COMPLETE THE FOLLOWING |
a) Answer these questions from the gingerbread roll post:
(i) In what three forms does the writer say gingerbread might come?
(ii) What kind of filling goes in the cake?
(iii) Who got to eat this particular cake?
b) Please pick up the gingerbread roll post after its last sentence and keep it going.

SOURCE DOCUMENT |
================

I don’t mind telling you, I LOVE gingerbread.  It’s conjures up visions of childhood wonders, snow capped mountains, sleigh bells, warm scarves and cozy fires.  Nothing says winter holidays like gingerbread! Baking gingerbread has an aroma like nothing else in the world.  Whether it be in the form of cupcakes, cookies, or a spongy cake roll like this, I could never refuse a great gingerbread.

This gingerbread cake is soft and spongy, which makes it easy to form into a roll.  The cake stays moist, but not at all wet, and continues to taste great even after a few days.  Beyond that, we have no idea because it didn’t last that long!  We usually share our new treats with various groups of taste testers, but this particular cake never got outside the family.  It is just too good to give up! The gingerbread bakes up quickly, is easy to make, and hard to mess up.  The simple cream cheese filling is a dream to whip up and very easy spread on the cake.  You really should make this Gingerbread Roll and let me know what you think!  Can you tell we love this cake?!

================

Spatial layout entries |

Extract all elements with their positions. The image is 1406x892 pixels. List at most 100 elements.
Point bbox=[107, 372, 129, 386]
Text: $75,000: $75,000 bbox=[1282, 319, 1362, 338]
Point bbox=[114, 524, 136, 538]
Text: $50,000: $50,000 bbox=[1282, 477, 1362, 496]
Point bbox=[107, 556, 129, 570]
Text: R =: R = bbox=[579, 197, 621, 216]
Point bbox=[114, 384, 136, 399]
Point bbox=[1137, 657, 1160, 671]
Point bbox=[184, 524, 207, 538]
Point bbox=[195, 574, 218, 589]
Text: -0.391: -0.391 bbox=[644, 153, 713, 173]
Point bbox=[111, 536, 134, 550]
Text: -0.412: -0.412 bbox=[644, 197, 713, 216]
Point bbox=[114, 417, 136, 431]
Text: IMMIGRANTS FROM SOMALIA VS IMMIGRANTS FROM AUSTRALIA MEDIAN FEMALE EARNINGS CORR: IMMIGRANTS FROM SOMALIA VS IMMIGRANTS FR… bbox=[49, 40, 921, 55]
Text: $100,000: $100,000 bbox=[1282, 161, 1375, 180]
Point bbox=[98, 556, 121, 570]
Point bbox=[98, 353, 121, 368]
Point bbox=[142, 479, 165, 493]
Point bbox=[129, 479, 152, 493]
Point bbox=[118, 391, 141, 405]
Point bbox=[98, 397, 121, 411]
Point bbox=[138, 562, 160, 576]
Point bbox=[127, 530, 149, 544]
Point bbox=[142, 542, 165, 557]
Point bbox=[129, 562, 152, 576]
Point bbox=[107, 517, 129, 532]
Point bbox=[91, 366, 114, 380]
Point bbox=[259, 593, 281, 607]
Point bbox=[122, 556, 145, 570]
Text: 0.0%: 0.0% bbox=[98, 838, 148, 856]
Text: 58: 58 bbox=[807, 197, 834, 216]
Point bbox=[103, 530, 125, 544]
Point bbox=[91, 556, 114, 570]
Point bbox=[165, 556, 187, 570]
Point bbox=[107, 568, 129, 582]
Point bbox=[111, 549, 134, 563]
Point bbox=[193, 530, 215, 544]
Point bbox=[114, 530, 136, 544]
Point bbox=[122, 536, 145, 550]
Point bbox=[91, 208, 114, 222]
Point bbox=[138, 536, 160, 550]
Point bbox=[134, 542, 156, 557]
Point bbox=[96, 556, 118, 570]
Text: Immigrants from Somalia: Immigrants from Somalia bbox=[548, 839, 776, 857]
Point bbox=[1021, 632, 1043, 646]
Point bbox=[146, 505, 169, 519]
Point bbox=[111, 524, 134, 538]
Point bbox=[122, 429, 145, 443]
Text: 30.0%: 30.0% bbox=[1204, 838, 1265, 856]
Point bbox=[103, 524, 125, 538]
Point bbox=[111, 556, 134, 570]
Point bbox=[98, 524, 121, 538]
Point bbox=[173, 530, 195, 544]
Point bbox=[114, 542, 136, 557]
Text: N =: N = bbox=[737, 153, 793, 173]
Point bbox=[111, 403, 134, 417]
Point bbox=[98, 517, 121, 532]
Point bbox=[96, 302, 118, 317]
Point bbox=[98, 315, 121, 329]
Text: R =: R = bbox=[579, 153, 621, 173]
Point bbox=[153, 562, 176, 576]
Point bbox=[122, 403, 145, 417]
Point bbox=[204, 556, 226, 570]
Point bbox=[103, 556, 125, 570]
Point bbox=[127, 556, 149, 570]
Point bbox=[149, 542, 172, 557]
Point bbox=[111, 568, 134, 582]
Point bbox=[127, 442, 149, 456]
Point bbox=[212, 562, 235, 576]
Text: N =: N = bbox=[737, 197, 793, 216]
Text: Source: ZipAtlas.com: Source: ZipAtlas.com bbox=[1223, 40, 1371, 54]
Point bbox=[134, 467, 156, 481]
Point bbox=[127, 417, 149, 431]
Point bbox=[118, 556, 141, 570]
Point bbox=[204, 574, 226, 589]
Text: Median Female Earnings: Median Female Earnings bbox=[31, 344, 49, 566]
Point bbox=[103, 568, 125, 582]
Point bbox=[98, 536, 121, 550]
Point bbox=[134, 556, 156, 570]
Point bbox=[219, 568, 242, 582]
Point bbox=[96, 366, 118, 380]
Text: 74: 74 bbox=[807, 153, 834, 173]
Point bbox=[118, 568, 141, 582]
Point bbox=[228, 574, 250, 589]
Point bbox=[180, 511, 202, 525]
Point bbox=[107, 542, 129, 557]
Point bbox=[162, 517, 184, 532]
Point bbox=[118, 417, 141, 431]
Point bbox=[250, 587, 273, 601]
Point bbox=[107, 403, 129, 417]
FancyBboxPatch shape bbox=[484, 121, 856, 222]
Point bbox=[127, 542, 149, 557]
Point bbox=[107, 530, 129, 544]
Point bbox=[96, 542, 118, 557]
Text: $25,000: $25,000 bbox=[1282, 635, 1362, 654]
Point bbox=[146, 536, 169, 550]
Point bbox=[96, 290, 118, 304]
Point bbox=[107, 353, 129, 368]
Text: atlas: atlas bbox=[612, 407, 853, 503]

================

ANSWERS BY TASK |
a)
(i) Cupcakes, cookies, or a spongy cake roll.
(ii) A simple cream cheese filling.
(iii) Only the family, since it never got outside the family.

b)
The Gingerbread Roll is best served with just a sprinkle of powdered sugar on top.  There’s no need for heavy icing or nuts; the pure, simple taste of gingerbread is perfect all by itself.

The cake recipe includes chopped crystallized ginger.  Don’t skip adding this ingredient if you can help it.  The crystallized ginger adds a wonderful bite without overpowering the rest of the cake.  You can find it in the spice section of your local grocery store.  Enjoy!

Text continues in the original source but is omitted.